— start —
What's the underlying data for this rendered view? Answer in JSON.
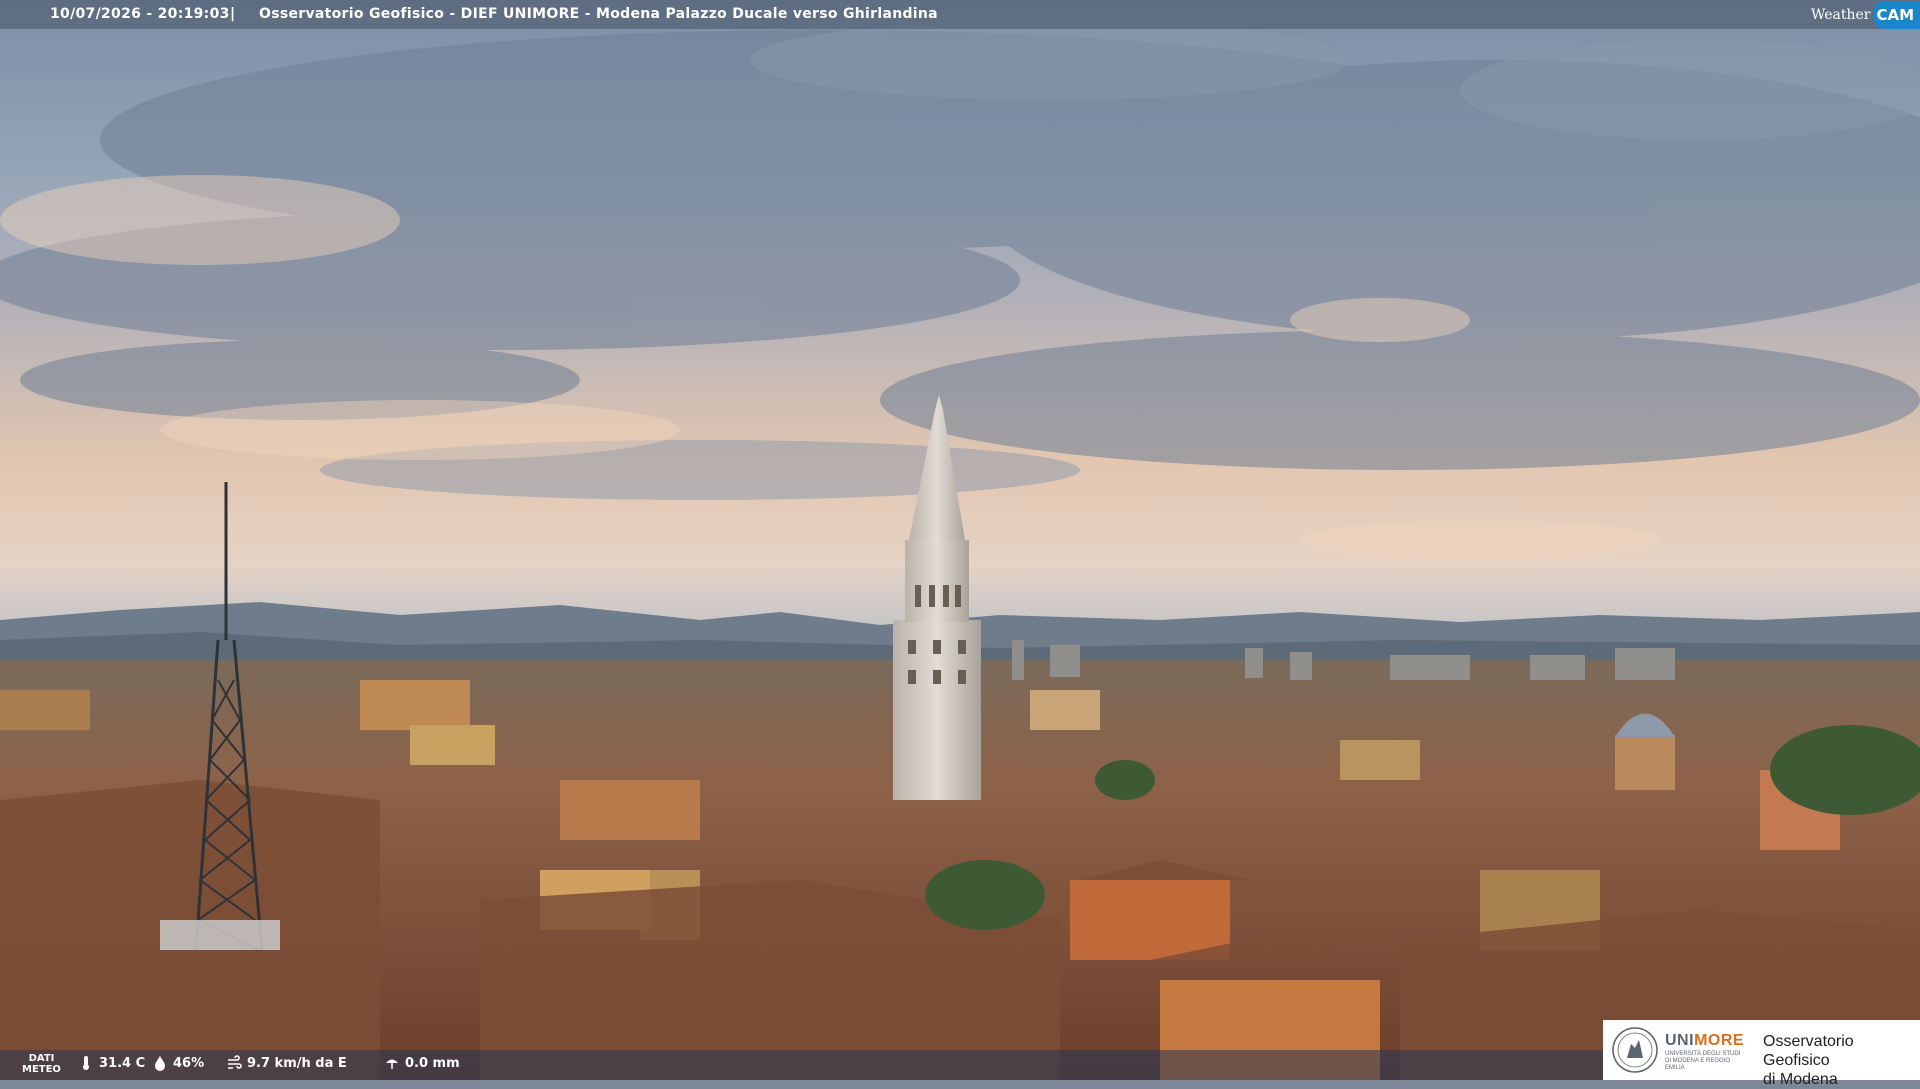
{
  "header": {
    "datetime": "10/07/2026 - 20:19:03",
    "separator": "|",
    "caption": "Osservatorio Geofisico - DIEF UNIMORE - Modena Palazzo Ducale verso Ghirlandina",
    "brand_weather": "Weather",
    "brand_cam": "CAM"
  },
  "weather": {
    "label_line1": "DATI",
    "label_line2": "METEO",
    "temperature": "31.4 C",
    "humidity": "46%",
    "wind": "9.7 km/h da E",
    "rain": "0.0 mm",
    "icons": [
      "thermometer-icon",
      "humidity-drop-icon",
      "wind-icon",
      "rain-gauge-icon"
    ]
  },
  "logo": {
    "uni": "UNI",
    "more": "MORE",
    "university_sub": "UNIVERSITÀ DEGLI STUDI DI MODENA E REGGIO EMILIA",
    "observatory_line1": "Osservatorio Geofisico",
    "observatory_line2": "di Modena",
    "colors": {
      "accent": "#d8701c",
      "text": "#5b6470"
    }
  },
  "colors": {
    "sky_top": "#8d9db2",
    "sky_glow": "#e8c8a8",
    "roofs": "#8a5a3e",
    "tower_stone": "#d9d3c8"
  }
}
— end —
— start —
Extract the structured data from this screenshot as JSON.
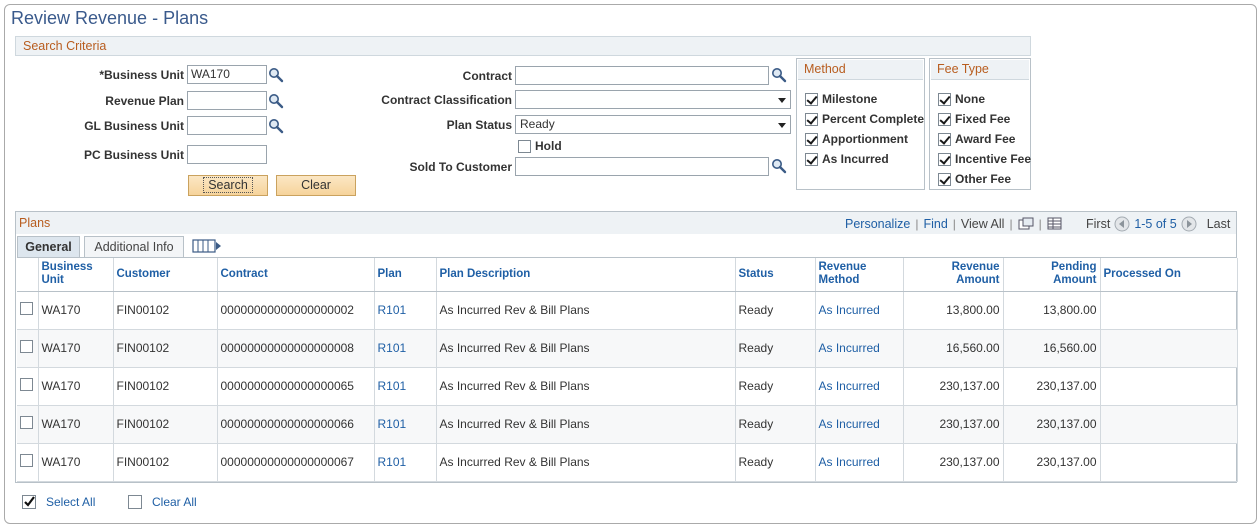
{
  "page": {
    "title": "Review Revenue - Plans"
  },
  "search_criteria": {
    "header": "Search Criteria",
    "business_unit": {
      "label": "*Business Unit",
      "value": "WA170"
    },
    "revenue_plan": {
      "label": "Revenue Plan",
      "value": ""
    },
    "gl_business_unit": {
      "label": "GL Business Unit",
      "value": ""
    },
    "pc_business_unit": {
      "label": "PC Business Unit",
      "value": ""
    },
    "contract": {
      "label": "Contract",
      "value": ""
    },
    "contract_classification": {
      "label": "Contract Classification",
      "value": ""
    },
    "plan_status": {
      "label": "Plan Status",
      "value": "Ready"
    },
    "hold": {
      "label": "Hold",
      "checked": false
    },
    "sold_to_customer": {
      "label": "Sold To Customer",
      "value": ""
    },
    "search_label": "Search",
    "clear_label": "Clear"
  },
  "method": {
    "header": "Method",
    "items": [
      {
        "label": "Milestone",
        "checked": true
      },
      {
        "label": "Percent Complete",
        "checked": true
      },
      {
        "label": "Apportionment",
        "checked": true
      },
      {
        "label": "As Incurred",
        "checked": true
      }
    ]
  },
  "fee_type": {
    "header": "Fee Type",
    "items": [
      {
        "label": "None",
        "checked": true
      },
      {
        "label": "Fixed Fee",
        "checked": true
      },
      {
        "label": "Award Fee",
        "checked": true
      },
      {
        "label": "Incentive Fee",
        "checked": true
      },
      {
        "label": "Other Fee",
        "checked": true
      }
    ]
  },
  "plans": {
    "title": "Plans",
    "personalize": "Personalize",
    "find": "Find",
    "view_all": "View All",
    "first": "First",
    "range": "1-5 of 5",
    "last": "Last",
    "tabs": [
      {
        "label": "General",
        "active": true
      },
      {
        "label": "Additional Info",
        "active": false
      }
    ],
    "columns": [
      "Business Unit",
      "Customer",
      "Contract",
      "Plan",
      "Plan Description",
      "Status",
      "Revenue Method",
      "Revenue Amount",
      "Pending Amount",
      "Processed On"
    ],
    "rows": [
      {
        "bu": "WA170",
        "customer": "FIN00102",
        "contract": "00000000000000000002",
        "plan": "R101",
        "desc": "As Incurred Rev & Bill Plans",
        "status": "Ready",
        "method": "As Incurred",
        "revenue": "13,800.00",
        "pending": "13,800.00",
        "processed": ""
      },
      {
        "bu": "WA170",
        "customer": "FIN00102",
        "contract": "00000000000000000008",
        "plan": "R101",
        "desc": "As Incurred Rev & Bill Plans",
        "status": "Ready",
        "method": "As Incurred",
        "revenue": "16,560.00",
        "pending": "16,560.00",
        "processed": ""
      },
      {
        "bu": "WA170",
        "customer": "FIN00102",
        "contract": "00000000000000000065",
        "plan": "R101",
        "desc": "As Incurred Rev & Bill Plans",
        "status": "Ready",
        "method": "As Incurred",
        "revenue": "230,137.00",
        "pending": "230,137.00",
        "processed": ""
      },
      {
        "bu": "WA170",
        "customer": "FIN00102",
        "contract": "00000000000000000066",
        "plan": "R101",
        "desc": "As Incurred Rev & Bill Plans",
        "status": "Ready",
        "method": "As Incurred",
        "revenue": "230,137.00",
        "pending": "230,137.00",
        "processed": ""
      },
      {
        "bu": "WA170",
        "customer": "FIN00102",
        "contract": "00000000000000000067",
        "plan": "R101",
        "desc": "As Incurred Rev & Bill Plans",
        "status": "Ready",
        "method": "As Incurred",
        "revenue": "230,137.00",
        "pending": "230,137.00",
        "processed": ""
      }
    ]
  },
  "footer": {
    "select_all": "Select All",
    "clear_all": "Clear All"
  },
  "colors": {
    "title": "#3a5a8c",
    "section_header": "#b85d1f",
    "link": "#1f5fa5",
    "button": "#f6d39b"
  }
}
— end —
— start —
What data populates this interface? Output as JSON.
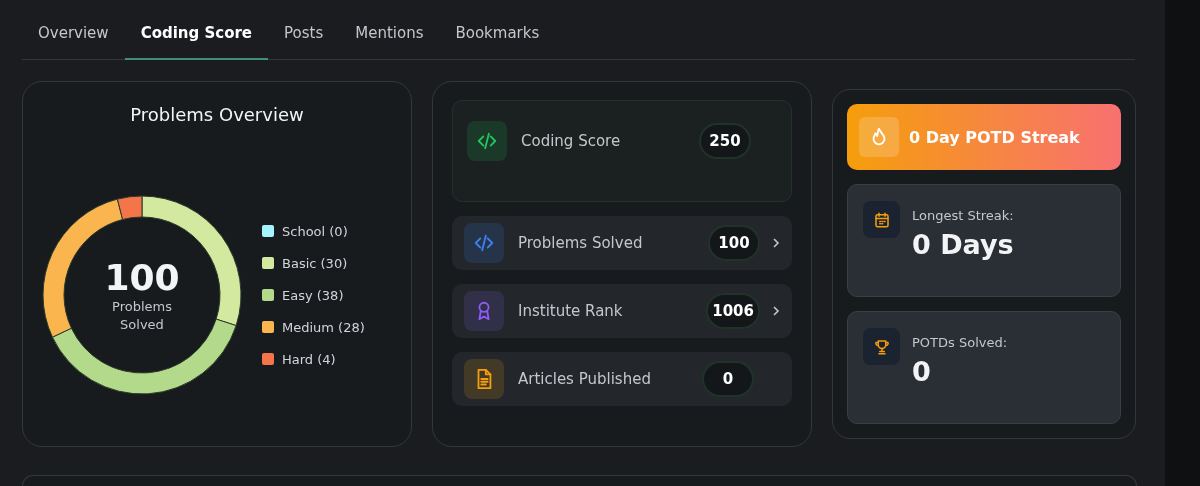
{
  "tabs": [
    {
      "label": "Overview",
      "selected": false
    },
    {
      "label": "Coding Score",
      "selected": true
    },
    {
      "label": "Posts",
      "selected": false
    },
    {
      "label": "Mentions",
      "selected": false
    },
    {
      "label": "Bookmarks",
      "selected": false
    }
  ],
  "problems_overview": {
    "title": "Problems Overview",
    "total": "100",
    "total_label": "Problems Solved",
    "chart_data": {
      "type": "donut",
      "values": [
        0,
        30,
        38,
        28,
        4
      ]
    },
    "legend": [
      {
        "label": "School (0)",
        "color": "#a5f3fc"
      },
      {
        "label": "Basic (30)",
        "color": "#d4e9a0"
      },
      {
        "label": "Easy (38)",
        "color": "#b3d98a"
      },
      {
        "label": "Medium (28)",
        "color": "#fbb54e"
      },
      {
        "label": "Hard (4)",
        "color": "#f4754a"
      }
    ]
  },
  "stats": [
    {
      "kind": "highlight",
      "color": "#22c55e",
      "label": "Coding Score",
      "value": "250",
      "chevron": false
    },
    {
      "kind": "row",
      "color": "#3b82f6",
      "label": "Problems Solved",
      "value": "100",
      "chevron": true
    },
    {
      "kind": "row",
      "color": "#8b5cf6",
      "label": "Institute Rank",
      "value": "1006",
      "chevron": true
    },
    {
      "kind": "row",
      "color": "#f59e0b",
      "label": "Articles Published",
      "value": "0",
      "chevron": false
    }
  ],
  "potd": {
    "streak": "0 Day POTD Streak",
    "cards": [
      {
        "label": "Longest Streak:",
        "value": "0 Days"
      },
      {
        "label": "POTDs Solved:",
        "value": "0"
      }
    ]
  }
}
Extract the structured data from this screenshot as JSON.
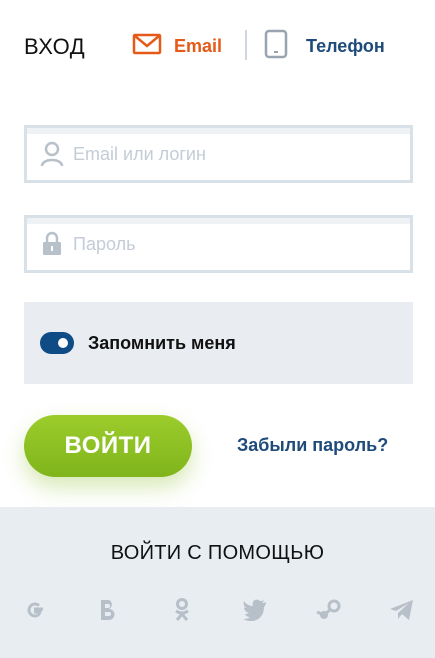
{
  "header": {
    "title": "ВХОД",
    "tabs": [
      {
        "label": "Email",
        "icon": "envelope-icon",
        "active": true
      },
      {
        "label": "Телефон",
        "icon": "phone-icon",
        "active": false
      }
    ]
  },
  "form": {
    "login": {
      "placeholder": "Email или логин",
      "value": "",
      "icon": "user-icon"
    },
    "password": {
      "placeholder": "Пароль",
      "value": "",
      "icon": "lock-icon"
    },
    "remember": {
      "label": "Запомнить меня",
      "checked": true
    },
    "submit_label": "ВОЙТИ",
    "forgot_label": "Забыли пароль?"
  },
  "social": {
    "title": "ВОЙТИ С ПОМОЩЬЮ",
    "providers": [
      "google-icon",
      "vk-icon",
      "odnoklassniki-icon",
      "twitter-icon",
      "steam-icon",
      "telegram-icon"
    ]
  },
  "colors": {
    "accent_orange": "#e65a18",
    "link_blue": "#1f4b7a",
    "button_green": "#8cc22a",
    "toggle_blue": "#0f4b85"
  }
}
— end —
> [GIVEN EXERCISE]:
Using the records above, find and show each line with the string "placeholder".

> [REPLY]:
      "placeholder": "Email или логин",
      "placeholder": "Пароль",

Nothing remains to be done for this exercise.